- [TASK DETAILS]:
Answer these questions from the passage on Richmond Park and its religious houses:
1. At what age did the Countess of Pembroke die?
2. What was White Lodge originally called?
3. In what year did Henry VII found the house of Friars Observant?

--- PASSAGE SHOWN ---

As well as several picturesque keepers' lodges, Richmond Park contains some important houses which may be mentioned here, although situated outside the parish boundary.
Pembroke Lodge, formerly known as Hill Lodge and the Molecatcher's, stands a short distance from Richmond Gate, just beyond the Terrace Walk, (fn. 115) and commands a splendid view of the Thames valley. The Countess of Pembroke died here in 1831 at the age of ninety-three, (fn. 116) after which it was occupied by the Earl of Errol, subsequently by Earl Russell, and since the death of his widow by Georgina Countess of Dudley. (fn. 117) Within the grounds is a board on which is inscribed a poem on James Thomson, 'the poet of Nature,' alluding to the beautiful prospect which he loved. In the grounds also is a barrow, traditionally said to have been the spot where Henry VIII stood to see the rocket which gave him intimation of the execution of the sentence on Anne Boleyn.
White Lodge is situated between Sheen and Robin Hood Gates. The central part was built by George II, and originally called Stone Lodge, the two wings being added later by the Princess Amelia. In the reign of George III it was occupied by Lord Bute, and later by Lord Sidmouth, who was here visited by William Pitt and Lord Nelson. It was the home of the Duchess of Gloucester when ranger. Queen Victoria spent a short time here after her mother's death, and King Edward, when Prince of Wales, also lived here at one time. It afterwards became the home of the Duke and Duchess of Teck, whose grandson Edward the present Prince of Wales was born here in 1894. (fn. 118)
Sheen Lodge, near Sheen Gate, once a keeper's lodge called the Dog-Kennel, is distinguished as having been the home of the great physiologist Sir Richard Owen, K.C.B., who here entertained Dickens, Millais, Mr. Gladstone, and other noted guests. It is now occupied by Mrs. Owen.
Thatched Cottage, which stands near Ham Gate, was also a keeper's lodge in former days. It was occupied during part of the 19th century by Sir Edward Bowater, General Meadows, and Sir Charles Stuart; (fn. 119) and has recently been lent to Sir Frederick Treves, bart., G.C.V.O., C.B., LL.D., F.R.C.S.
Four religious bodies have had houses at Richmond. From 1315 to 1318 twenty-four Carmelite friars stayed by command of Edward II at the manor-house of Sheen and celebrated divine service there, but in the latter year they moved to a place which the king granted them outside the walls by the North Gate of Oxford. These friars were endowed with a grant of 120 marks out of the Exchequer. (fn. 120) A house of Friars Observant (fn. 121) was founded by Henry VII in 1499 and suppressed in 1534. The site was granted in 1572 to Percival Gunstan and his heirs, (fn. 122) and the survey of 1649 (fn. 123) represents the remaining rooms to have been then used as a chandler's shop. The approximate position of the convent is indicated by a lane called Friar's Lane which leads from the Green past Queensberry House to the river; and is described in the 1649 survey as having been on this side of the palace. Henry V established two religious houses in Sheen in 1414, one of which, a house of Celestines, (fn. 124) was, however, abolished shortly afterwards. (fn. 125) The Carthusian Priory of Jesus of Bethlehem founded by him, of which an account has already been given in this history, (fn. 126) was situated in the Old Deer Park where Kew Observatory now stands. This monastery is one of the two chantries referred to in Shakespeare's Henry V, where the king says on the eve of the battle of Agincourt— (fn. 127)

--- PROVIDED MATERIAL ---

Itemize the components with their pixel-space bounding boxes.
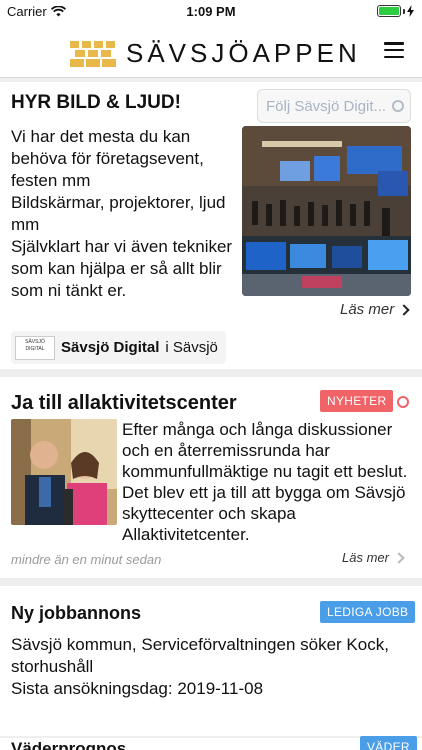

---

- [SOLUTION TO THE EXERCISE]:
1. Ninety-three
2. Stone Lodge
3. 1499